Request:
Write out word for word the item lines from the one that contains "avatar-placeholder bbox=[627, 532, 653, 558]" through the one that contains "account-name: Seo Icon", including both of those lines.
* * *
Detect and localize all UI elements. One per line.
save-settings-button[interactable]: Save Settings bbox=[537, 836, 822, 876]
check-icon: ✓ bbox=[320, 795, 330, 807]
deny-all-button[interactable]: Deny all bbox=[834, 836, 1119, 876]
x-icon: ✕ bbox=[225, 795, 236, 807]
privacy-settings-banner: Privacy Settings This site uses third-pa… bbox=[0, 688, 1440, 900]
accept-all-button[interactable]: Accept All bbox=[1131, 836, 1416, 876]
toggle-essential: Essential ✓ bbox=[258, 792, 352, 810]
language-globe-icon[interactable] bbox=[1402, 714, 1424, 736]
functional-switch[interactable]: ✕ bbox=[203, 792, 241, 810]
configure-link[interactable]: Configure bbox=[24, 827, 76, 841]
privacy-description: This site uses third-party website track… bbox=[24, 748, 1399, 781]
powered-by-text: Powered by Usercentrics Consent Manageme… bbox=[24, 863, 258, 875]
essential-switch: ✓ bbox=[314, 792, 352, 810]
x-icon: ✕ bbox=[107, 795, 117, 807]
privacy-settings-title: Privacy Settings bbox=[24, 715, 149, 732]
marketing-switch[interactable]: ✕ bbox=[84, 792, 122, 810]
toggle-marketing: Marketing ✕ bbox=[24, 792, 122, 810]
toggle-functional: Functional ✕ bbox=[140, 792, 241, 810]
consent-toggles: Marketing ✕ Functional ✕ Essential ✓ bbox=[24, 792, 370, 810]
* * *
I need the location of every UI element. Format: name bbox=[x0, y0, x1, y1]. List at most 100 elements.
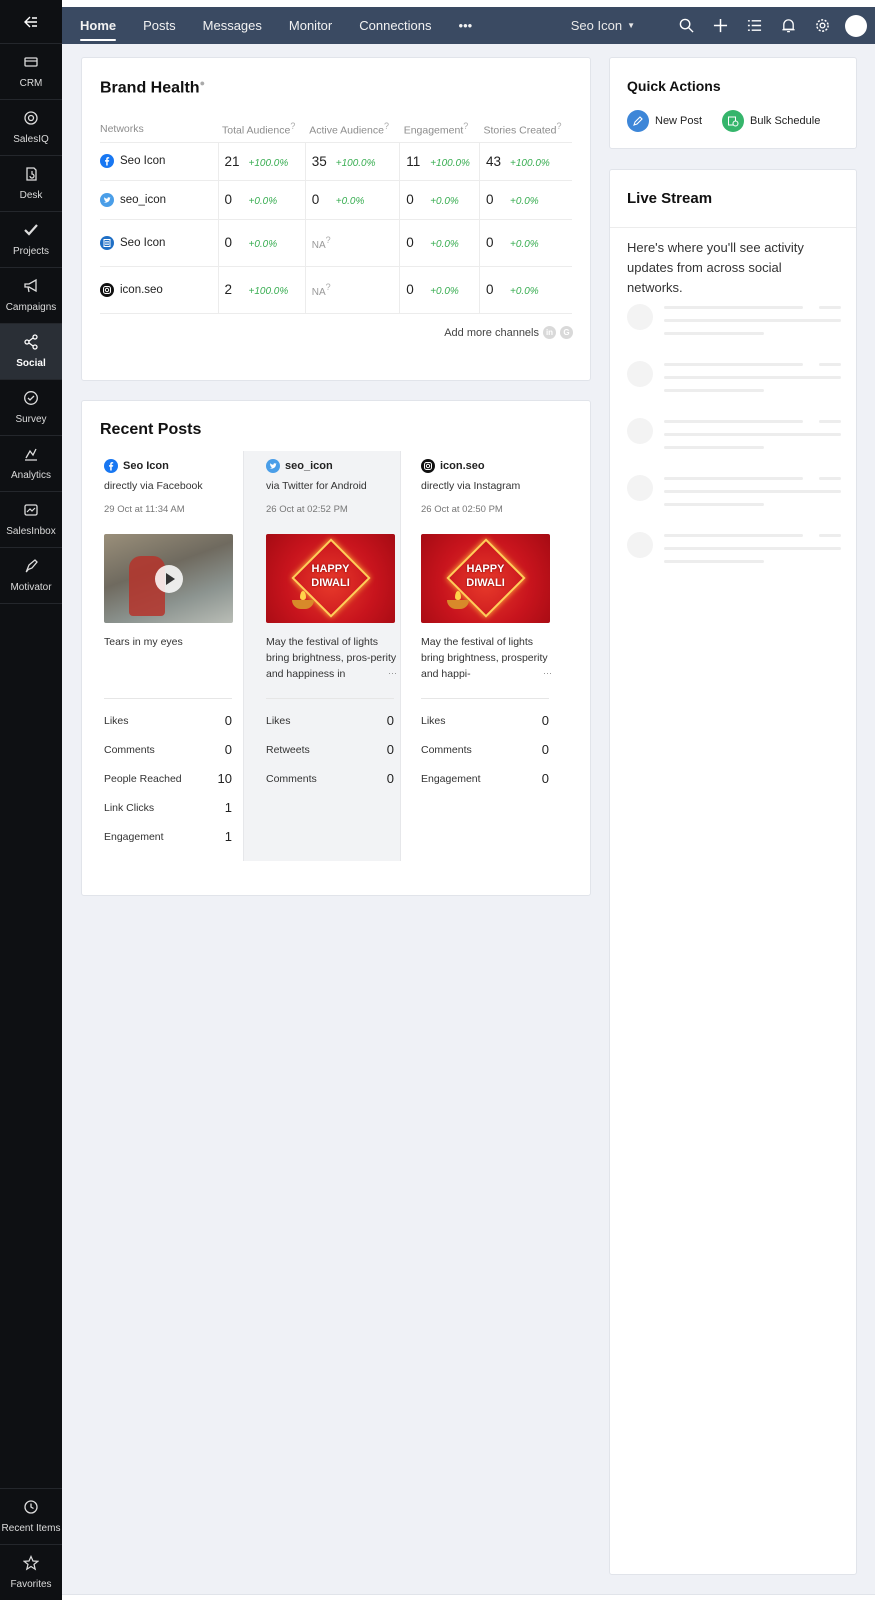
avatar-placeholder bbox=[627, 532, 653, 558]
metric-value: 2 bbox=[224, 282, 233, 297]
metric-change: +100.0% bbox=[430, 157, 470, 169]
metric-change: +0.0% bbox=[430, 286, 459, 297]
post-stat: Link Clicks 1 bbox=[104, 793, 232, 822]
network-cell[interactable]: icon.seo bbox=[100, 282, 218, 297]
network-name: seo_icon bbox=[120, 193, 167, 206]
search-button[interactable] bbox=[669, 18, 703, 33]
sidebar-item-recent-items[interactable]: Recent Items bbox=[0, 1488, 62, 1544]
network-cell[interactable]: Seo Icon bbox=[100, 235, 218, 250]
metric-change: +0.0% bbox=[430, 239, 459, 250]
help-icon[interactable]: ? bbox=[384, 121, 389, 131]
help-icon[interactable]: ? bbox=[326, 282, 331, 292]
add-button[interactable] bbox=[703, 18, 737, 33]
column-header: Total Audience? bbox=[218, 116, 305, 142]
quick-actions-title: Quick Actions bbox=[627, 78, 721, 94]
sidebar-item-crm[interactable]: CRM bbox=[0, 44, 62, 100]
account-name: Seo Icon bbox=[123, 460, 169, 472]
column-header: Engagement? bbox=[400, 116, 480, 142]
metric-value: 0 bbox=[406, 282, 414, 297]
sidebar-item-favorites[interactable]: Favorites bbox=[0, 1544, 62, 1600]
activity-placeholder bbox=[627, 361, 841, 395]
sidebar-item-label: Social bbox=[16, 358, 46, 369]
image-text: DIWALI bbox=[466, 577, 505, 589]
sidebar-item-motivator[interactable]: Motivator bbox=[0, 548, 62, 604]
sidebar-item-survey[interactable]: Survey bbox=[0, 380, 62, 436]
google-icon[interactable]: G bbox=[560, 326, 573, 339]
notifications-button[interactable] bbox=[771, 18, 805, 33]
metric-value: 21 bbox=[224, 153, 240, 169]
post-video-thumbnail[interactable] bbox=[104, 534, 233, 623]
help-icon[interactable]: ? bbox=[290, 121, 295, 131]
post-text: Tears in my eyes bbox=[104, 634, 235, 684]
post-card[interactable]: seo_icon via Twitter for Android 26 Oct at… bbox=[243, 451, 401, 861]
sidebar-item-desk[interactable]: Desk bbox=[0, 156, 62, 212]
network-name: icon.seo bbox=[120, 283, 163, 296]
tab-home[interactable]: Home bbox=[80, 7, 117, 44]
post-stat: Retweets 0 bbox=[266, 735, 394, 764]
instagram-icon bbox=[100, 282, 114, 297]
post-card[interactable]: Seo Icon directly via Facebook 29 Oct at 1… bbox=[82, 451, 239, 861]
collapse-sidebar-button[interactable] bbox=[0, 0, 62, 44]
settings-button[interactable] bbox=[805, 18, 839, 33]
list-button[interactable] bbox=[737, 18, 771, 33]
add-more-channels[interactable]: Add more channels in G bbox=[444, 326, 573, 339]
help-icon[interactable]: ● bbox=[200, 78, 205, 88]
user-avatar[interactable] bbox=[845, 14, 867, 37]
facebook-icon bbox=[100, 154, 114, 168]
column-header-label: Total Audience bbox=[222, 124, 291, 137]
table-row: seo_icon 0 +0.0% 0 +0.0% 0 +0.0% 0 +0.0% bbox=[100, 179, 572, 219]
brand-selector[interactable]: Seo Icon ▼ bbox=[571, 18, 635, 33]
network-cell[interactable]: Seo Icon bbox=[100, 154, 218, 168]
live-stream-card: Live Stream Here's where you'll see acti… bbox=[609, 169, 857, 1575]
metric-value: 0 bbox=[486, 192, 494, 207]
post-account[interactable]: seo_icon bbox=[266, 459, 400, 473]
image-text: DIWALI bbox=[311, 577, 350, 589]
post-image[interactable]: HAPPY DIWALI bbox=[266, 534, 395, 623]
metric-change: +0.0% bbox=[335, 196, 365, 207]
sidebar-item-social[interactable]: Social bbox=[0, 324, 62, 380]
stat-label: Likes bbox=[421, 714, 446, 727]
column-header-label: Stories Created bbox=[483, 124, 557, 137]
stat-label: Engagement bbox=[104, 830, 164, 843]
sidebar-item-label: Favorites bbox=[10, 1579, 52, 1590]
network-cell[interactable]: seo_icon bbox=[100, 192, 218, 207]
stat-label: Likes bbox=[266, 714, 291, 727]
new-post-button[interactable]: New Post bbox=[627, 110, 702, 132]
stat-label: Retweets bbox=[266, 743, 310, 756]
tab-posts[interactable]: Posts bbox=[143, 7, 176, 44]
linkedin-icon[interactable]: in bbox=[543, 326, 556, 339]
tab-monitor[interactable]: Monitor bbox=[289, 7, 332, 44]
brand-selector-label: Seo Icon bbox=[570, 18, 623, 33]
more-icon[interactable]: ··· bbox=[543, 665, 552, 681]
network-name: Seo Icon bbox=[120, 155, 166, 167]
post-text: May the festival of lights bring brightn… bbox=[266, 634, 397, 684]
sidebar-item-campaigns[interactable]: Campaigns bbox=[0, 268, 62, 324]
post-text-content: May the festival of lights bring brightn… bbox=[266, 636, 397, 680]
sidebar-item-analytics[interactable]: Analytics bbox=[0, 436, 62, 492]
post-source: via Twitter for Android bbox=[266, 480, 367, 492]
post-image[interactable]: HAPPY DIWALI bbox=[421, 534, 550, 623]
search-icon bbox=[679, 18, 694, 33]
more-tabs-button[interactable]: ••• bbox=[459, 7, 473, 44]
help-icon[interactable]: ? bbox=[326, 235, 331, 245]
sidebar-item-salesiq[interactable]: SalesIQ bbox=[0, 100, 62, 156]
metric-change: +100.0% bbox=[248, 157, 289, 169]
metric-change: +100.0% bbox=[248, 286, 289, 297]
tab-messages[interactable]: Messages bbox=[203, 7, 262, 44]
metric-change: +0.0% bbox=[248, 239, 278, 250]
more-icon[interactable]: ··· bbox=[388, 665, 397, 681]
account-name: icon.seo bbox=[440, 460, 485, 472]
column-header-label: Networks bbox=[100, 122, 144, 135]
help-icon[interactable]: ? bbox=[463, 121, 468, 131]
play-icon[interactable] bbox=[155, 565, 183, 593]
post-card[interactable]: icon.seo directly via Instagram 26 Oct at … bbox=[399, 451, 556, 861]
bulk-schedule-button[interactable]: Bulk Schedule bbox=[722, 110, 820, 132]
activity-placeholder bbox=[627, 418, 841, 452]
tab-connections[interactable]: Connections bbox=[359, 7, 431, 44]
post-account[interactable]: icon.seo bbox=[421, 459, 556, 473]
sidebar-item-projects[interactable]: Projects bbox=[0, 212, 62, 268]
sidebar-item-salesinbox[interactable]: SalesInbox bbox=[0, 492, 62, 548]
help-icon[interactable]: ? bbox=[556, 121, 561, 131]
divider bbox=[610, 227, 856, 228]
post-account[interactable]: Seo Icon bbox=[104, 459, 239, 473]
* * *
Exercise result:
avatar-placeholder bbox=[627, 532, 653, 558]
metric-value: 2 bbox=[224, 282, 233, 297]
metric-change: +100.0% bbox=[430, 157, 470, 169]
metric-change: +0.0% bbox=[430, 286, 459, 297]
post-stat: Link Clicks 1 bbox=[104, 793, 232, 822]
network-cell[interactable]: icon.seo bbox=[100, 282, 218, 297]
network-name: seo_icon bbox=[120, 193, 167, 206]
search-button[interactable] bbox=[669, 18, 703, 33]
sidebar-item-recent-items[interactable]: Recent Items bbox=[0, 1488, 62, 1544]
network-cell[interactable]: Seo Icon bbox=[100, 235, 218, 250]
metric-change: +0.0% bbox=[430, 239, 459, 250]
help-icon[interactable]: ? bbox=[384, 121, 389, 131]
help-icon[interactable]: ? bbox=[326, 282, 331, 292]
add-button[interactable] bbox=[703, 18, 737, 33]
column-header: Total Audience? bbox=[218, 116, 305, 142]
quick-actions-title: Quick Actions bbox=[627, 78, 721, 94]
sidebar-item-crm[interactable]: CRM bbox=[0, 44, 62, 100]
account-name: Seo Icon bbox=[123, 460, 169, 472]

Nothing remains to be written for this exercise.